[Stated goal]: Set the listing down unchanged, minus every embedded image.

— start of Record excerpts —

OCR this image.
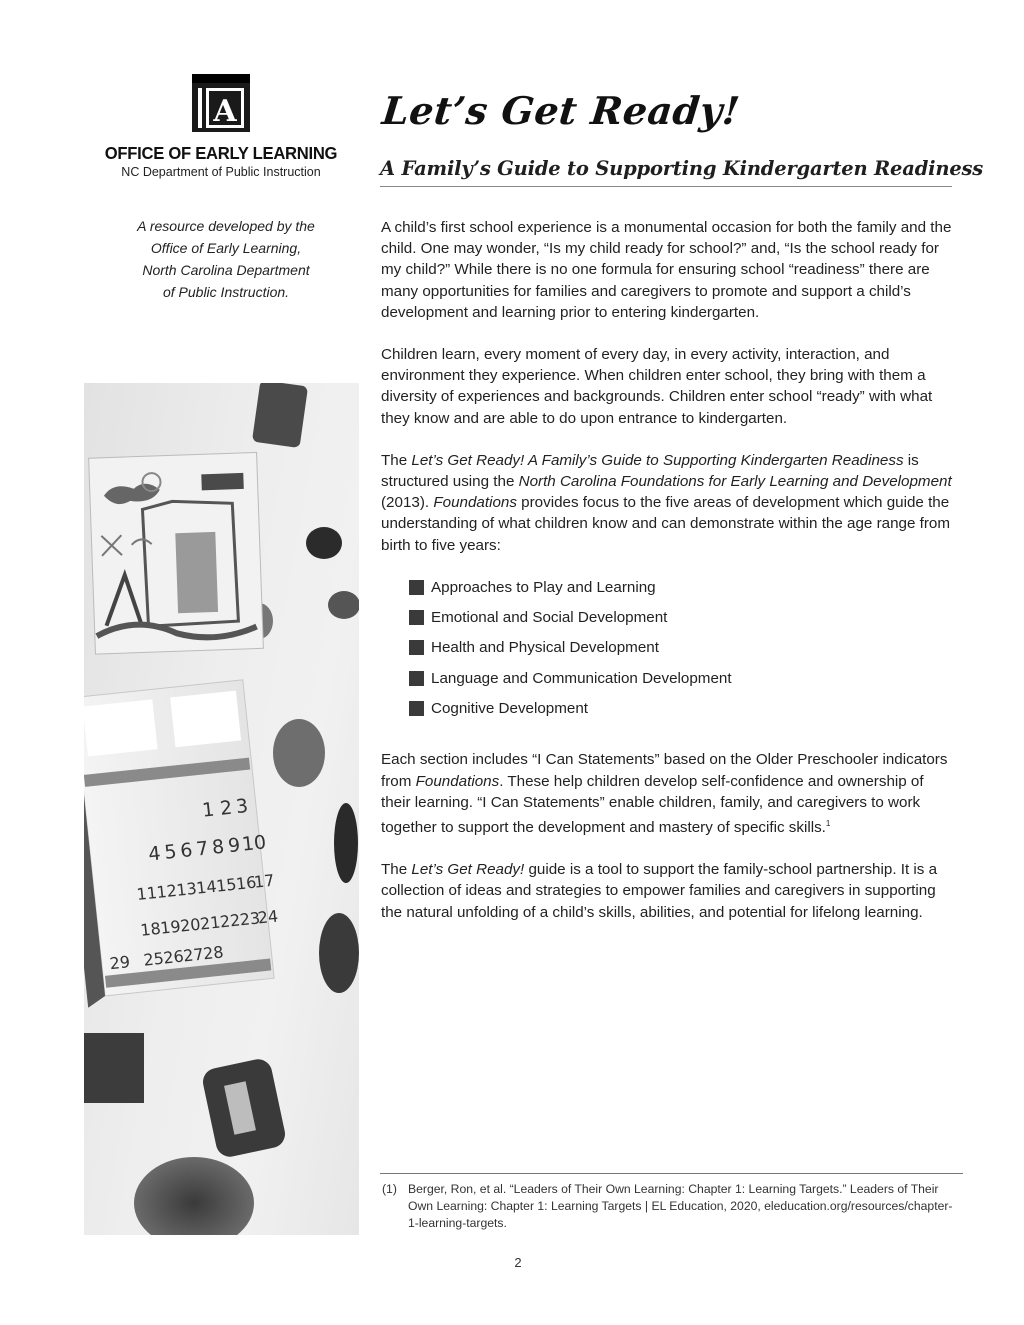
A
OFFICE OF EARLY LEARNING
NC Department of Public Instruction
A resource developed by the
Office of Early Learning,
North Carolina Department
of Public Instruction.
1 2 3
4 5 6 7 8 9 10
11
12
13
14
15
16
17
18
19
20
21
22
23
24
25
26
27
28
29
Let’s Get Ready!
A Family’s Guide to Supporting Kindergarten Readiness

A child’s first school experience is a monumental occasion for both the family and the child. One may wonder, “Is my child ready for school?” and, “Is the school ready for my child?” While there is no one formula for ensuring school “readiness” there are many opportunities for families and caregivers to promote and support a child’s development and learning prior to entering kindergarten.

Children learn, every moment of every day, in every activity, interaction, and environment they experience. When children enter school, they bring with them a diversity of experiences and backgrounds. Children enter school “ready” with what they know and are able to do upon entrance to kindergarten.

The Let’s Get Ready! A Family’s Guide to Supporting Kindergarten Readiness is structured using the North Carolina Foundations for Early Learning and Development (2013). Foundations provides focus to the five areas of development which guide the understanding of what children know and can demonstrate within the age range from birth to five years:

Approaches to Play and Learning
Emotional and Social Development
Health and Physical Development
Language and Communication Development
Cognitive Development

Each section includes “I Can Statements” based on the Older Preschooler indicators from Foundations. These help children develop self-confidence and ownership of their learning. “I Can Statements” enable children, family, and caregivers to work together to support the development and mastery of specific skills.$^1$

The Let’s Get Ready! guide is a tool to support the family-school partnership. It is a collection of ideas and strategies to empower families and caregivers in supporting the natural unfolding of a child’s skills, abilities, and potential for lifelong learning.

(1) Berger, Ron, et al. “Leaders of Their Own Learning: Chapter 1: Learning Targets.” Leaders of Their Own Learning: Chapter 1: Learning Targets | EL Education, 2020, eleducation.org/resources/chapter-1-learning-targets.
2
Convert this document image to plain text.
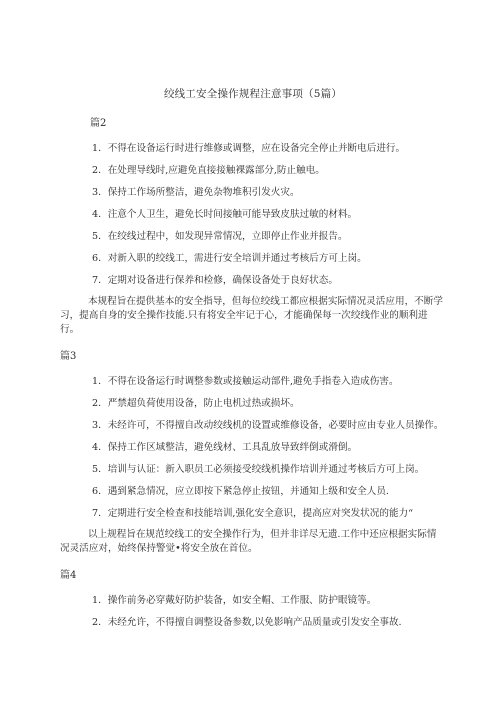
绞线工安全操作规程注意事项（5篇）
篇2
1．不得在设备运行时进行维修或调整，应在设备完全停止并断电后进行。
2．在处理导线时,应避免直接接触裸露部分,防止触电。
3．保持工作场所整洁，避免杂物堆积引发火灾。
4．注意个人卫生，避免长时间接触可能导致皮肤过敏的材料。
5．在绞线过程中，如发现异常情况，立即停止作业并报告。
6．对新入职的绞线工，需进行安全培训并通过考核后方可上岗。
7．定期对设备进行保养和检修，确保设备处于良好状态。
本规程旨在提供基本的安全指导，但每位绞线工都应根据实际情况灵活应用，不断学习，提高自身的安全操作技能.只有将安全牢记于心，才能确保每一次绞线作业的顺利进行。
篇3
1．不得在设备运行时调整参数或接触运动部件,避免手指卷入造成伤害。
2．严禁超负荷使用设备，防止电机过热或损坏。
3．未经许可，不得擅自改动绞线机的设置或维修设备，必要时应由专业人员操作。
4．保持工作区域整洁，避免线材、工具乱放导致绊倒或滑倒。
5．培训与认证：新入职员工必须接受绞线机操作培训并通过考核后方可上岗。
6．遇到紧急情况，应立即按下紧急停止按钮，并通知上级和安全人员.
7．定期进行安全检查和技能培训,强化安全意识，提高应对突发状况的能力“
以上规程旨在规范绞线工的安全操作行为，但并非详尽无遗.工作中还应根据实际情况灵活应对，始终保持警觉•将安全放在首位。
篇4
1．操作前务必穿戴好防护装备，如安全帽、工作服、防护眼镜等。
2．未经允许，不得擅自调整设备参数,以免影响产品质量或引发安全事故.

— end of Record excerpts —

[Response to the exercise]:
OCR this image.
A
OFFICE OF EARLY LEARNING
NC Department of Public Instruction
A resource developed by the
Office of Early Learning,
North Carolina Department
of Public Instruction.
1 2 3
4 5 6 7 8 9 10
11
12
13
14
15
16
17
18
19
20
21
22
23
24
25
26
27
28
29
Let’s Get Ready!
A Family’s Guide to Supporting Kindergarten Readiness

A child’s first school experience is a monumental occasion for both the family and the child. One may wonder, “Is my child ready for school?” and, “Is the school ready for my child?” While there is no one formula for ensuring school “readiness” there are many opportunities for families and caregivers to promote and support a child’s development and learning prior to entering kindergarten.

Children learn, every moment of every day, in every activity, interaction, and environment they experience. When children enter school, they bring with them a diversity of experiences and backgrounds. Children enter school “ready” with what they know and are able to do upon entrance to kindergarten.

The Let’s Get Ready! A Family’s Guide to Supporting Kindergarten Readiness is structured using the North Carolina Foundations for Early Learning and Development (2013). Foundations provides focus to the five areas of development which guide the understanding of what children know and can demonstrate within the age range from birth to five years:

Approaches to Play and Learning
Emotional and Social Development
Health and Physical Development
Language and Communication Development
Cognitive Development

Each section includes “I Can Statements” based on the Older Preschooler indicators from Foundations. These help children develop self-confidence and ownership of their learning. “I Can Statements” enable children, family, and caregivers to work together to support the development and mastery of specific skills.$^1$

The Let’s Get Ready! guide is a tool to support the family-school partnership. It is a collection of ideas and strategies to empower families and caregivers in supporting the natural unfolding of a child’s skills, abilities, and potential for lifelong learning.

(1) Berger, Ron, et al. “Leaders of Their Own Learning: Chapter 1: Learning Targets.” Leaders of Their Own Learning: Chapter 1: Learning Targets | EL Education, 2020, eleducation.org/resources/chapter-1-learning-targets.
2
Convert this document image to plain text.
绞线工安全操作规程注意事项（5篇）
篇2
1．不得在设备运行时进行维修或调整，应在设备完全停止并断电后进行。
2．在处理导线时,应避免直接接触裸露部分,防止触电。
3．保持工作场所整洁，避免杂物堆积引发火灾。
4．注意个人卫生，避免长时间接触可能导致皮肤过敏的材料。
5．在绞线过程中，如发现异常情况，立即停止作业并报告。
6．对新入职的绞线工，需进行安全培训并通过考核后方可上岗。
7．定期对设备进行保养和检修，确保设备处于良好状态。
本规程旨在提供基本的安全指导，但每位绞线工都应根据实际情况灵活应用，不断学习，提高自身的安全操作技能.只有将安全牢记于心，才能确保每一次绞线作业的顺利进行。
篇3
1．不得在设备运行时调整参数或接触运动部件,避免手指卷入造成伤害。
2．严禁超负荷使用设备，防止电机过热或损坏。
3．未经许可，不得擅自改动绞线机的设置或维修设备，必要时应由专业人员操作。
4．保持工作区域整洁，避免线材、工具乱放导致绊倒或滑倒。
5．培训与认证：新入职员工必须接受绞线机操作培训并通过考核后方可上岗。
6．遇到紧急情况，应立即按下紧急停止按钮，并通知上级和安全人员.
7．定期进行安全检查和技能培训,强化安全意识，提高应对突发状况的能力“
以上规程旨在规范绞线工的安全操作行为，但并非详尽无遗.工作中还应根据实际情况灵活应对，始终保持警觉•将安全放在首位。
篇4
1．操作前务必穿戴好防护装备，如安全帽、工作服、防护眼镜等。
2．未经允许，不得擅自调整设备参数,以免影响产品质量或引发安全事故.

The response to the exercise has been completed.